_Work to be completed_.
Extract each line of the data below exactly as written.

_Dataset records_.
* * * * * * * * *
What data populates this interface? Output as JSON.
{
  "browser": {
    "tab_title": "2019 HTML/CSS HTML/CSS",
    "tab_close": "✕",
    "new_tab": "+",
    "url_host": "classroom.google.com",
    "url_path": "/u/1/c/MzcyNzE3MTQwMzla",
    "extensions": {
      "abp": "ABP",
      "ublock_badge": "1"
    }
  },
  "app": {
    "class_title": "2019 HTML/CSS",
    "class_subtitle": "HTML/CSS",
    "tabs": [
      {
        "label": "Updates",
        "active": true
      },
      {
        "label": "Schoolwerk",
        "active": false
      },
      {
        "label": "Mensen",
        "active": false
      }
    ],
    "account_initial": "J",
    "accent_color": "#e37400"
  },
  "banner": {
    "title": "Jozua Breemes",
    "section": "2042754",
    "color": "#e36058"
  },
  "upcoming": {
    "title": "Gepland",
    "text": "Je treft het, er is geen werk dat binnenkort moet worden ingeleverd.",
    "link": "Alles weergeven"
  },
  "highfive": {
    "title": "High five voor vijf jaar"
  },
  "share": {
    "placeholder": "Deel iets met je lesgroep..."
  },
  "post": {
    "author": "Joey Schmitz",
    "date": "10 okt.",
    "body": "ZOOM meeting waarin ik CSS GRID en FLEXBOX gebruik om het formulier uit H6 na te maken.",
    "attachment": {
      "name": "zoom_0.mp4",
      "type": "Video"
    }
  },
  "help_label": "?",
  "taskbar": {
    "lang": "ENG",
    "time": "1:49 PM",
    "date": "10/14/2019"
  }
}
* * * * * * * * *
_Task response_.
What data populates this interface? Output as JSON.
{
  "browser": {
    "tab_title": "2019 HTML/CSS HTML/CSS",
    "tab_close": "✕",
    "new_tab": "+",
    "url_host": "classroom.google.com",
    "url_path": "/u/1/c/MzcyNzE3MTQwMzla",
    "extensions": {
      "abp": "ABP",
      "ublock_badge": "1"
    }
  },
  "app": {
    "class_title": "2019 HTML/CSS",
    "class_subtitle": "HTML/CSS",
    "tabs": [
      {
        "label": "Updates",
        "active": true
      },
      {
        "label": "Schoolwerk",
        "active": false
      },
      {
        "label": "Mensen",
        "active": false
      }
    ],
    "account_initial": "J",
    "accent_color": "#e37400"
  },
  "banner": {
    "title": "Jozua Breemes",
    "section": "2042754",
    "color": "#e36058"
  },
  "upcoming": {
    "title": "Gepland",
    "text": "Je treft het, er is geen werk dat binnenkort moet worden ingeleverd.",
    "link": "Alles weergeven"
  },
  "highfive": {
    "title": "High five voor vijf jaar"
  },
  "share": {
    "placeholder": "Deel iets met je lesgroep..."
  },
  "post": {
    "author": "Joey Schmitz",
    "date": "10 okt.",
    "body": "ZOOM meeting waarin ik CSS GRID en FLEXBOX gebruik om het formulier uit H6 na te maken.",
    "attachment": {
      "name": "zoom_0.mp4",
      "type": "Video"
    }
  },
  "help_label": "?",
  "taskbar": {
    "lang": "ENG",
    "time": "1:49 PM",
    "date": "10/14/2019"
  }
}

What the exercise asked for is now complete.